* **Brief**: Tally how many lines include "title". The number is the whole answer.

* **Supplied data**:
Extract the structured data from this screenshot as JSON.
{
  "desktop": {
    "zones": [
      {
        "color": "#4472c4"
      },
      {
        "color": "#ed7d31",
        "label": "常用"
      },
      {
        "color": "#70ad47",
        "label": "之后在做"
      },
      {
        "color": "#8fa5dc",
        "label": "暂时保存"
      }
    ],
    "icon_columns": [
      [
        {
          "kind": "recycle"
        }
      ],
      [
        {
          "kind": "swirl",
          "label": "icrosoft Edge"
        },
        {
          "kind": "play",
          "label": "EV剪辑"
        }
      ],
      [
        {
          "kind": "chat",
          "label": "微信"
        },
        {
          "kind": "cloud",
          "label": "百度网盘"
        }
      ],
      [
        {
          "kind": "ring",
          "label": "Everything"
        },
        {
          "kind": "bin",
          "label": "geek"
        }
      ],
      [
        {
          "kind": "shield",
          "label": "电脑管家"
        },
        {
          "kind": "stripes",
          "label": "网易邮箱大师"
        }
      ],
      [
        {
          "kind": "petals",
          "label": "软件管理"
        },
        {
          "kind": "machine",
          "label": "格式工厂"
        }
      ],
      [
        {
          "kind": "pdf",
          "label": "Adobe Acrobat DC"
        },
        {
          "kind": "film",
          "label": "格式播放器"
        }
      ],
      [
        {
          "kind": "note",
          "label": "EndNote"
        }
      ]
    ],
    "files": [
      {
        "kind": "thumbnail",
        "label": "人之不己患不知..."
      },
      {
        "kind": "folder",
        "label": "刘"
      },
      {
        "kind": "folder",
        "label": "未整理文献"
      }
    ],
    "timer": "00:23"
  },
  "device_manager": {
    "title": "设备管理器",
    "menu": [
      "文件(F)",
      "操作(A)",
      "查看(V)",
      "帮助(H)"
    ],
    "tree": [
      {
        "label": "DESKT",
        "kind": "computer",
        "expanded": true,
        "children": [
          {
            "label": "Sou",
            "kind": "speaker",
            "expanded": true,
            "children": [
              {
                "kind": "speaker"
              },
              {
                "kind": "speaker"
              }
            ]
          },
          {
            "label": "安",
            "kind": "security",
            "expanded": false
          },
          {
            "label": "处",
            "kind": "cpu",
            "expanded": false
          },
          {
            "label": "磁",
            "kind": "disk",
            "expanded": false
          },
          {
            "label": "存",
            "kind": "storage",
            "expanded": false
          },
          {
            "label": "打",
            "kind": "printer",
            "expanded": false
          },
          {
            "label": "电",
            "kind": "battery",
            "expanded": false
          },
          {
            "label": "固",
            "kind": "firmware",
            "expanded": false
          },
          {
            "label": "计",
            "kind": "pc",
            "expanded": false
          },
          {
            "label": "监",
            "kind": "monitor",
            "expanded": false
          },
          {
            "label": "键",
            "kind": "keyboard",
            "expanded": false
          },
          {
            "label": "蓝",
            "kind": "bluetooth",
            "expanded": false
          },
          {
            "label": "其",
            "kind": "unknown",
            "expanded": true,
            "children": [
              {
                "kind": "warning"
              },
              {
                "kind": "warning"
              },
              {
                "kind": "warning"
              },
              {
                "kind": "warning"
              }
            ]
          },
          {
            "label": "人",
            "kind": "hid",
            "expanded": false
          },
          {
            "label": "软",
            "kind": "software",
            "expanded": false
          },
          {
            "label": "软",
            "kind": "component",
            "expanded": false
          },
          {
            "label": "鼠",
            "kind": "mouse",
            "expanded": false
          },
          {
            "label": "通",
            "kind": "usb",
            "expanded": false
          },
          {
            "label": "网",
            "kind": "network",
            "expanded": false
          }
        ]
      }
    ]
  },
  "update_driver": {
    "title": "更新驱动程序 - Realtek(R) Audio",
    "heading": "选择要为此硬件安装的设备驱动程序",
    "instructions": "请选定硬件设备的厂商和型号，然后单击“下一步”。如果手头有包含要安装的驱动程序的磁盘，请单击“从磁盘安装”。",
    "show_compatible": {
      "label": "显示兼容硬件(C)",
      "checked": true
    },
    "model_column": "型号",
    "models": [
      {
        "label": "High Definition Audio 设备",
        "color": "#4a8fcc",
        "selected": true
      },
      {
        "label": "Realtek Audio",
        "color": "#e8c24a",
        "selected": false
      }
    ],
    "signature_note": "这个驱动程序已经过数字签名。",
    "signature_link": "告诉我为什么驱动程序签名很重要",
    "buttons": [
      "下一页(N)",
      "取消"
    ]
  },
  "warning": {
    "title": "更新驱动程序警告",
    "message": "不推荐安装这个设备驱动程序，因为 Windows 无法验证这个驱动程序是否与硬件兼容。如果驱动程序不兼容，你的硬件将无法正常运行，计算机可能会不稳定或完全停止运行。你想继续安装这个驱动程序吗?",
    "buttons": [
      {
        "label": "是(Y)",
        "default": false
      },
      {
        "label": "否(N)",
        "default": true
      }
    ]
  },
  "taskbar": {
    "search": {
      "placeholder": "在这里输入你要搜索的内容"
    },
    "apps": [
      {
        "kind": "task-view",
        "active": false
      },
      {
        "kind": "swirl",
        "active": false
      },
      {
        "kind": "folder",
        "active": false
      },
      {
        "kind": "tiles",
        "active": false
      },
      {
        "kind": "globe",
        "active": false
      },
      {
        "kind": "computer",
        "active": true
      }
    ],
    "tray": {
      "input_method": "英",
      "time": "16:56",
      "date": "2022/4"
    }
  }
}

* **Task response**: 3